The 2016 Ole Miss Rebels football team represented the University of Mississippi in the 2016 NCAA Division I FBS football season. The Rebels played their home games at the newly renovated Vaught–Hemingway Stadium in Oxford, Mississippi and competed in the Western Division of the Southeastern Conference (SEC). They were led by fifth-year head coach Hugh Freeze in what would turn out to be his final season with the Rebels. They finished the season 5–7, 2–6 in SEC play to finish in last place in the Western Division.

On February 11, 2019, Ole Miss announced the vacation of all wins in the years 2010, 2011, 2012, and 2016. In 2013, all wins except the Music City Bowl were vacated. In 2014, all wins except the Presbyterian game were vacated.

Short exercise 1: According to the passage on the 2016 Ole Miss Rebels football team, who was the team's head coach that season?

Information given:
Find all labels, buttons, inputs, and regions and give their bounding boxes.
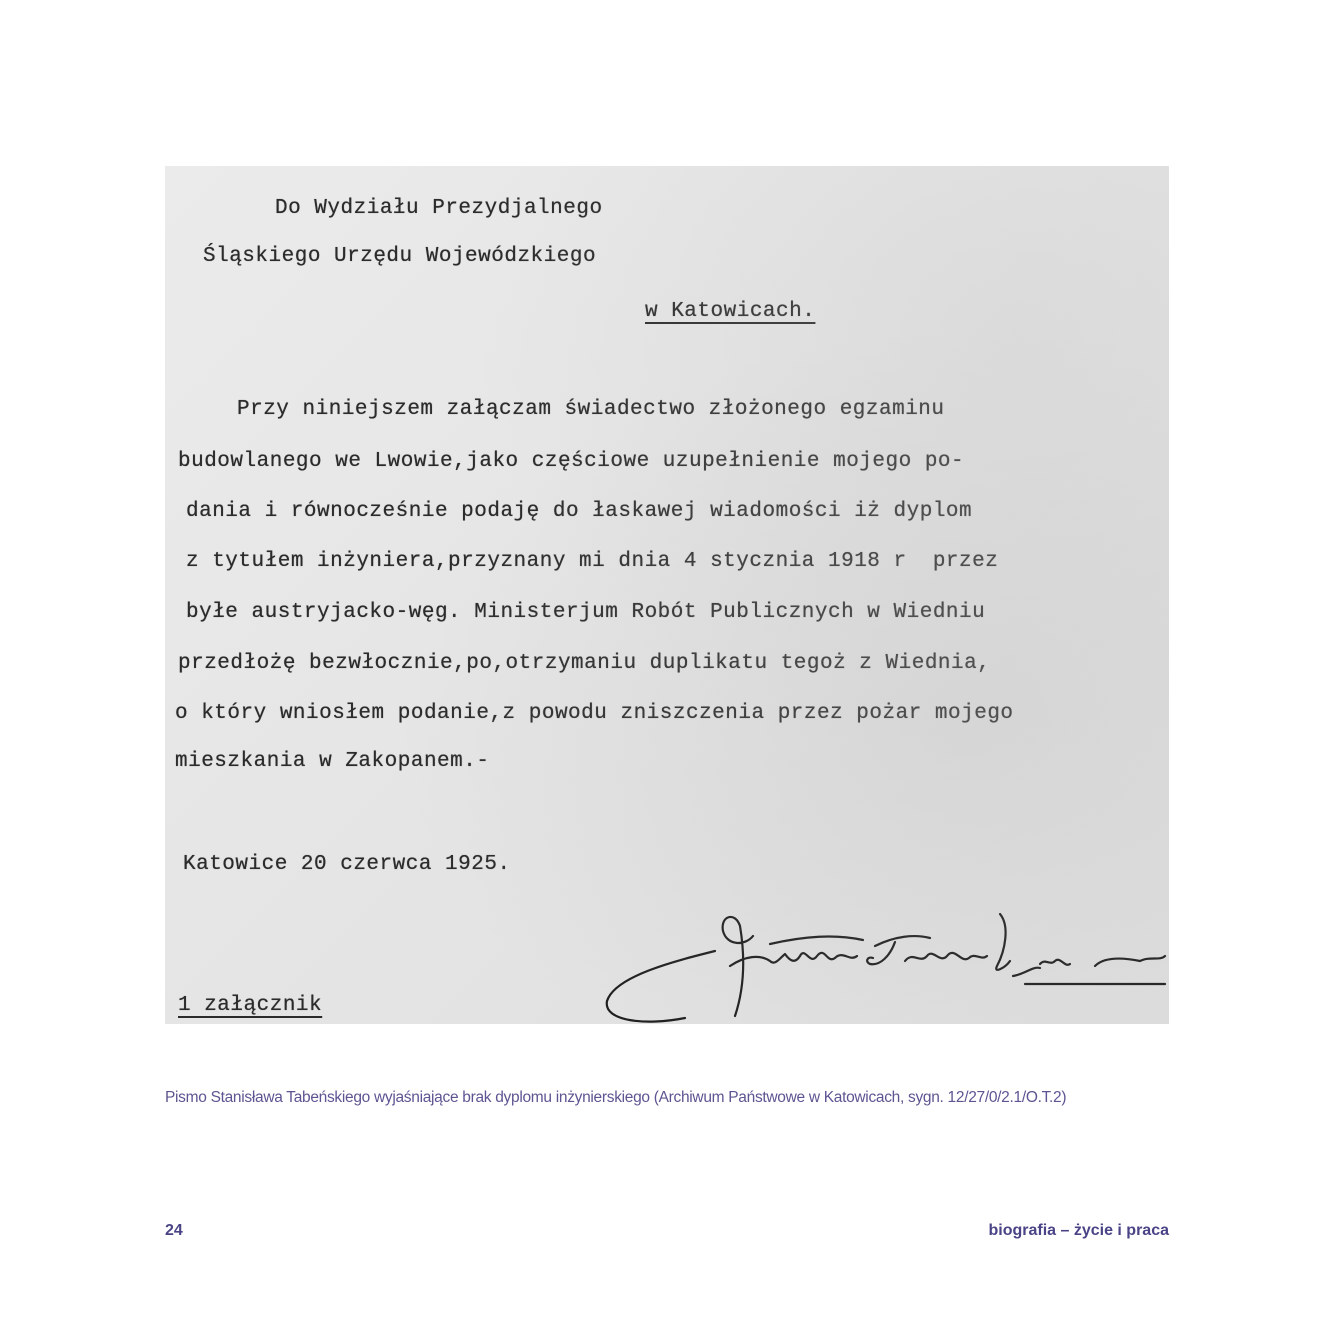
letter-body-line: o który wniosłem podanie,z powodu zniszc… (175, 702, 1014, 725)
letter-body-line: z tytułem inżyniera,przyznany mi dnia 4 … (186, 550, 998, 573)
letter-address-line-1: Do Wydziału Prezydjalnego (275, 197, 603, 220)
letter-address-line-3: w Katowicach. (645, 300, 815, 323)
letter-body-line: budowlanego we Lwowie,jako częściowe uzu… (178, 450, 964, 473)
letter-date-line: Katowice 20 czerwca 1925. (183, 853, 511, 876)
letter-body-line: dania i równocześnie podaję do łaskawej … (186, 500, 972, 523)
running-head: biografia – życie i praca (988, 1222, 1169, 1240)
letter-body-line: Przy niniejszem załączam świadectwo złoż… (237, 398, 945, 421)
letter-body-line: przedłożę bezwłocznie,po,otrzymaniu dupl… (178, 652, 990, 675)
letter-attachment-note: 1 załącznik (178, 994, 322, 1017)
scanned-letter-image: Do Wydziału Prezydjalnego Śląskiego Urzę… (165, 166, 1169, 1024)
letter-body-line: byłe austryjacko-węg. Ministerjum Robót … (186, 601, 985, 624)
handwritten-signature (595, 906, 1169, 1024)
page-number: 24 (165, 1222, 183, 1240)
letter-address-line-2: Śląskiego Urzędu Wojewódzkiego (203, 245, 596, 268)
letter-body-line: mieszkania w Zakopanem.- (175, 750, 489, 773)
figure-caption: Pismo Stanisława Tabeńskiego wyjaśniając… (165, 1089, 1175, 1107)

Short exercise 2: From the listing, copy the lines verbatim from the line with "letter-body-line: o który" up to and including the line with "letter-date-line: Katowice 20".

Written reply 1: Hugh Freeze, in his fifth year as head coach.

Written reply 2:
letter-body-line: o który wniosłem podanie,z powodu zniszc… (175, 702, 1014, 725)
letter-body-line: z tytułem inżyniera,przyznany mi dnia 4 … (186, 550, 998, 573)
letter-address-line-1: Do Wydziału Prezydjalnego (275, 197, 603, 220)
letter-address-line-3: w Katowicach. (645, 300, 815, 323)
letter-body-line: budowlanego we Lwowie,jako częściowe uzu… (178, 450, 964, 473)
letter-date-line: Katowice 20 czerwca 1925. (183, 853, 511, 876)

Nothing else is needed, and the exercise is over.